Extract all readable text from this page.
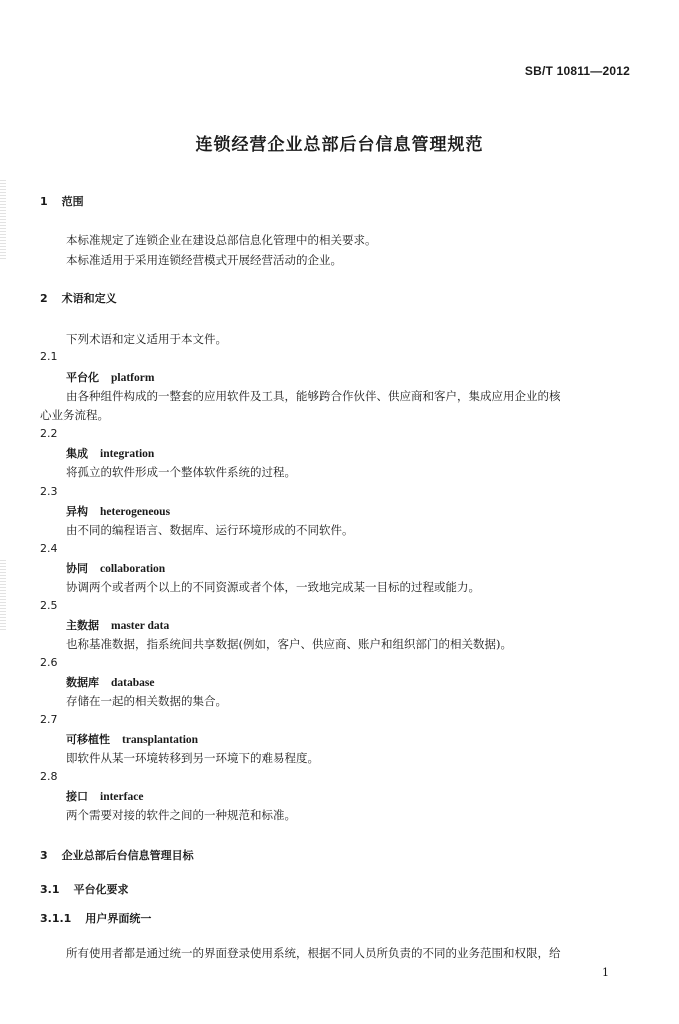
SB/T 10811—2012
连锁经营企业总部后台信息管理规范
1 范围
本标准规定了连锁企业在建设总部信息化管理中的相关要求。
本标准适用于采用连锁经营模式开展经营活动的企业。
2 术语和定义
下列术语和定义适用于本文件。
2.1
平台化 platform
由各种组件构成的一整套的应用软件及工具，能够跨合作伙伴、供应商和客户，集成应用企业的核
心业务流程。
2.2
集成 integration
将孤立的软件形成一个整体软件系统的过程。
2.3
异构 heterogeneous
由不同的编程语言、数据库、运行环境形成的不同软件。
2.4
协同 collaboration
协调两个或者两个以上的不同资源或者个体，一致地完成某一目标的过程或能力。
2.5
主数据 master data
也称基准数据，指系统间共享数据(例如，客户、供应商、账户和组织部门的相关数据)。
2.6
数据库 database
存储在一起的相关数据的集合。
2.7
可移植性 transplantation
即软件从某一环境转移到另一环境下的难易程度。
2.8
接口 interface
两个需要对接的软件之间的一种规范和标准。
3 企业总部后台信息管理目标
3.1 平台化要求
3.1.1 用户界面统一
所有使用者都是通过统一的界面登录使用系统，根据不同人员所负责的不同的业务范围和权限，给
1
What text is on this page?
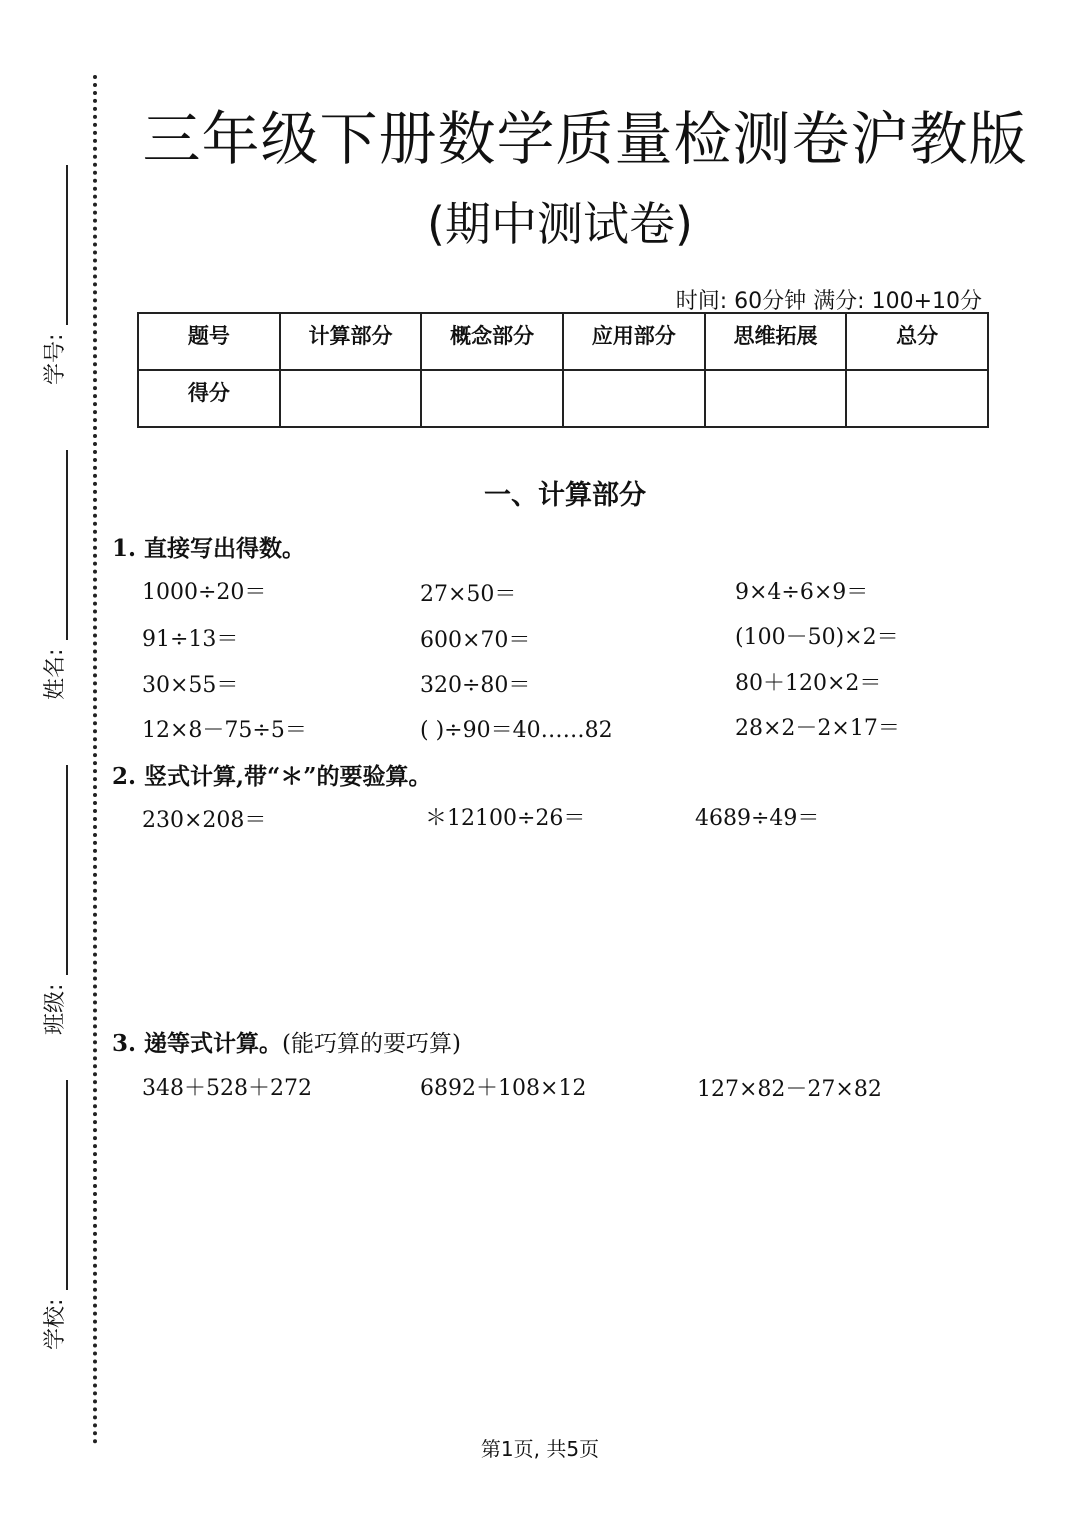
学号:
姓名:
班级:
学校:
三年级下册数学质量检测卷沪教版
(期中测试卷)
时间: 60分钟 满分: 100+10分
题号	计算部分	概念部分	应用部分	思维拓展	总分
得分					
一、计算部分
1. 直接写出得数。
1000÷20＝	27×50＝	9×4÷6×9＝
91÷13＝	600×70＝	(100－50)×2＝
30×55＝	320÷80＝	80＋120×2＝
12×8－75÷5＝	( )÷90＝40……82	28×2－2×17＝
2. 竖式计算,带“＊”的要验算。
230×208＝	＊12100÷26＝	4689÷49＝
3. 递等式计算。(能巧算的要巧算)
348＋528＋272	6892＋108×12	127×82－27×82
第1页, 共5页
----
▸ Exercise aim
In the lines above, locate the string "page". Copy every line where it occurs.

▸ Response to this task
Extract all readable text from this page.
What text is on this page?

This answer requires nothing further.